» Exercise instructions:
Pull out every line from the listing that has the word "with".
═════ Task material
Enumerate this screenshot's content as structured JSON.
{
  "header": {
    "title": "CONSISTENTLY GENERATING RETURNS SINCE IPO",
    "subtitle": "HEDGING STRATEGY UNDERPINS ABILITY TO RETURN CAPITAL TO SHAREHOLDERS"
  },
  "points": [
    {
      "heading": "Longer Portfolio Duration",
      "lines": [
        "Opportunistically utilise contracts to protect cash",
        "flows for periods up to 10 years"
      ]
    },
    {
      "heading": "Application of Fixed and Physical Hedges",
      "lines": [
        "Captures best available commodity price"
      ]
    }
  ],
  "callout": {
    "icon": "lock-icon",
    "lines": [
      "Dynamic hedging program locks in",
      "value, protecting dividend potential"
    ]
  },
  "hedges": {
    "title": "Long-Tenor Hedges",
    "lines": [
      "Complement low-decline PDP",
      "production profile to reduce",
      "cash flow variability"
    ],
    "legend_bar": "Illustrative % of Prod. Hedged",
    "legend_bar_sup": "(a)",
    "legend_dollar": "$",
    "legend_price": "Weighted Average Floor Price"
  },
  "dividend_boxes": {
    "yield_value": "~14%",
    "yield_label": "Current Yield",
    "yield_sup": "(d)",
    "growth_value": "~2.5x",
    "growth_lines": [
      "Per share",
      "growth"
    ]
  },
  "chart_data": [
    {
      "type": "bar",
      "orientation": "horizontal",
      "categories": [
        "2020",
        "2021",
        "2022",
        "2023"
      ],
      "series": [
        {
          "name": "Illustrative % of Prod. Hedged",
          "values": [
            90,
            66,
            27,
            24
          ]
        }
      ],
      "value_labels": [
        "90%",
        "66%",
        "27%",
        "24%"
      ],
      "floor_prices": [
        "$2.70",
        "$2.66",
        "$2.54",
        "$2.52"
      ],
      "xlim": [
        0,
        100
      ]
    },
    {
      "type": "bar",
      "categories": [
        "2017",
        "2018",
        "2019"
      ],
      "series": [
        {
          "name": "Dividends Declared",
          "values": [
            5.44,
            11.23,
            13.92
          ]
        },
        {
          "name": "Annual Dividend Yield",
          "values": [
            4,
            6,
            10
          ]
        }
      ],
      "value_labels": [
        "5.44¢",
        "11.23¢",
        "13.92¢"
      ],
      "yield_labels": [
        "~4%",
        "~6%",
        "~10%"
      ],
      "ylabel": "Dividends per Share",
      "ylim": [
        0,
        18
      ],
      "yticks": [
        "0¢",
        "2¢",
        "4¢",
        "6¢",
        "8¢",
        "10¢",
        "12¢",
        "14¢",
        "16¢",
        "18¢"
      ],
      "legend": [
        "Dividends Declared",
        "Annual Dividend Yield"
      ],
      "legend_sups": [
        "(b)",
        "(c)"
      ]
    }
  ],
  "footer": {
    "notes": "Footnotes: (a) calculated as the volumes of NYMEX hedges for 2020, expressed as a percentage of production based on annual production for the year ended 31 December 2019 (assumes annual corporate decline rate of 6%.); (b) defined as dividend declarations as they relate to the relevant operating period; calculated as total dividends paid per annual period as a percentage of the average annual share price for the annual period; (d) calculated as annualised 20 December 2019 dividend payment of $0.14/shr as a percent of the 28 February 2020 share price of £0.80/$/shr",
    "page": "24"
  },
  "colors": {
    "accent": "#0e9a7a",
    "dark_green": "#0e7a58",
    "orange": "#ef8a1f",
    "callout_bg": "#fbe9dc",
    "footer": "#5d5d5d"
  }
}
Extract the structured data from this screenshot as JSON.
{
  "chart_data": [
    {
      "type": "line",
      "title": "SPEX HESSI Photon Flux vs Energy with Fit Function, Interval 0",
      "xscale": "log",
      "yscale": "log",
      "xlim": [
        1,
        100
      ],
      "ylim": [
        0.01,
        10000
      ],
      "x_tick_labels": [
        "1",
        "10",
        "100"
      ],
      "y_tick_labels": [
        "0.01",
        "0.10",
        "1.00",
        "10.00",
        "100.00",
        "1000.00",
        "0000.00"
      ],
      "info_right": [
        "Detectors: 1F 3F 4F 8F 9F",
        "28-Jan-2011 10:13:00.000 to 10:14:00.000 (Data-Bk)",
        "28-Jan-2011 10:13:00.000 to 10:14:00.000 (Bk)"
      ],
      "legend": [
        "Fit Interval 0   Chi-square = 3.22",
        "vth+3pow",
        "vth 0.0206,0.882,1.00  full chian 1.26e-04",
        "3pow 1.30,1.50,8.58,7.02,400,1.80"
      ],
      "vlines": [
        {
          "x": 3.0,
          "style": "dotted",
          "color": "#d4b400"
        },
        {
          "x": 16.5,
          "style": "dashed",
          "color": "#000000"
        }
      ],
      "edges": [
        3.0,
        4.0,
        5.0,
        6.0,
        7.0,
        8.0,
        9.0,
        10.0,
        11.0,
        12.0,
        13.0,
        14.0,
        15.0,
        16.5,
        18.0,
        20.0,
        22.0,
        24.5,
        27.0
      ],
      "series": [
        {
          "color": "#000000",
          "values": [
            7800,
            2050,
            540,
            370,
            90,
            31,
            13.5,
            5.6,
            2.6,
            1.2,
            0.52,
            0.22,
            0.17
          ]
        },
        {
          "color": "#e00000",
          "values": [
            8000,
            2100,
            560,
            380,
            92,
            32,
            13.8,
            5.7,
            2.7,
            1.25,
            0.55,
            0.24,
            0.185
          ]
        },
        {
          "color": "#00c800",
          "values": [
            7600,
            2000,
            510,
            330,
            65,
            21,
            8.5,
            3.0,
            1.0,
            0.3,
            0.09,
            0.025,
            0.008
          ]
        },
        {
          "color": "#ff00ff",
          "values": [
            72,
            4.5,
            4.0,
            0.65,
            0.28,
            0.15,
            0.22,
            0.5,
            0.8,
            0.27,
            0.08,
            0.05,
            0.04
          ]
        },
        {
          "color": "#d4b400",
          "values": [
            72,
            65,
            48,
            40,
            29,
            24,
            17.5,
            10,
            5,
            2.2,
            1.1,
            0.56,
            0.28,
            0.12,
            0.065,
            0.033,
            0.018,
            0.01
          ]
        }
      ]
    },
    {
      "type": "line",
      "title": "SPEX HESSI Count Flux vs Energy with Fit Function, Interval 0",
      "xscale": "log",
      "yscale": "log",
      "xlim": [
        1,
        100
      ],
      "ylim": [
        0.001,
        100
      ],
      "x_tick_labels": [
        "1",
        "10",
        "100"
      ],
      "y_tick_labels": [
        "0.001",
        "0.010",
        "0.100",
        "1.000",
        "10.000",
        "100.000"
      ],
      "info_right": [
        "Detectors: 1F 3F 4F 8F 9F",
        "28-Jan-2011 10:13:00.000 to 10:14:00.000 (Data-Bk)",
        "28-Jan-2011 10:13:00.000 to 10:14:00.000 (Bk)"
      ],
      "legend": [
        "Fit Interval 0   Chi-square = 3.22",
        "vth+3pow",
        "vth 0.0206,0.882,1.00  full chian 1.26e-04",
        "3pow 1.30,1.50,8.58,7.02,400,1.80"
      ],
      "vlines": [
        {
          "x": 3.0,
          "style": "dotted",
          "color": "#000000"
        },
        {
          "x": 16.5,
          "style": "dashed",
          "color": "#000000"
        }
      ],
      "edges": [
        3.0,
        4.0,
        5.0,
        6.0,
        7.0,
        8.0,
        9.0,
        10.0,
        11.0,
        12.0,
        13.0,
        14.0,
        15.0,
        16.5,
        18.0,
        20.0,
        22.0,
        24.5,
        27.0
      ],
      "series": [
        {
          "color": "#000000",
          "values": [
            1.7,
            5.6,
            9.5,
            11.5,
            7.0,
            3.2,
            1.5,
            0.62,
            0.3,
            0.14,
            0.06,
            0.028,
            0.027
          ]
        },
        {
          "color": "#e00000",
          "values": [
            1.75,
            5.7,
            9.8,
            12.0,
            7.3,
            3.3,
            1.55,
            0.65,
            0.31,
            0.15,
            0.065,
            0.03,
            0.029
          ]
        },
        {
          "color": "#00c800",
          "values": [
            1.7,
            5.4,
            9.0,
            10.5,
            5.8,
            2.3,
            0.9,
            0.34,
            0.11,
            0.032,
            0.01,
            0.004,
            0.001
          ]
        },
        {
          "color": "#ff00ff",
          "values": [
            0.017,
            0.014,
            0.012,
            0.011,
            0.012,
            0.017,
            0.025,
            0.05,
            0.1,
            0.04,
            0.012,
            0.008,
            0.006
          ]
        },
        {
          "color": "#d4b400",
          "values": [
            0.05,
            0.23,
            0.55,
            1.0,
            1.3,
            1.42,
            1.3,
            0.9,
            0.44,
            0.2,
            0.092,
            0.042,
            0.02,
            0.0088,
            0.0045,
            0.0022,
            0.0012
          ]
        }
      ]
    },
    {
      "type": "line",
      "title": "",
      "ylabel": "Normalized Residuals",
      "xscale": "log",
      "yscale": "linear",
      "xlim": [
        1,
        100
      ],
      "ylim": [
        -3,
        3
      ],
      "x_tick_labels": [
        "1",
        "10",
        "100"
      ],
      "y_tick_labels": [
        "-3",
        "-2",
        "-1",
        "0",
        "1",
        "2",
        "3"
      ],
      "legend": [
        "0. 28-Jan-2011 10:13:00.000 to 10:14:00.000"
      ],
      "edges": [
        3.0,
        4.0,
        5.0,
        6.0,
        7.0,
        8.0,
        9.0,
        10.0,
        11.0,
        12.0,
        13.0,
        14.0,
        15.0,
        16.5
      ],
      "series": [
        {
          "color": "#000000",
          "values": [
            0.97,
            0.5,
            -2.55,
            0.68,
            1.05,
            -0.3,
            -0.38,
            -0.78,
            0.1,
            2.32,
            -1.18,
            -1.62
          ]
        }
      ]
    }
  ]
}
══════════
» Response:
      "title": "SPEX HESSI Photon Flux vs Energy with Fit Function, Interval 0",
      "title": "SPEX HESSI Count Flux vs Energy with Fit Function, Interval 0",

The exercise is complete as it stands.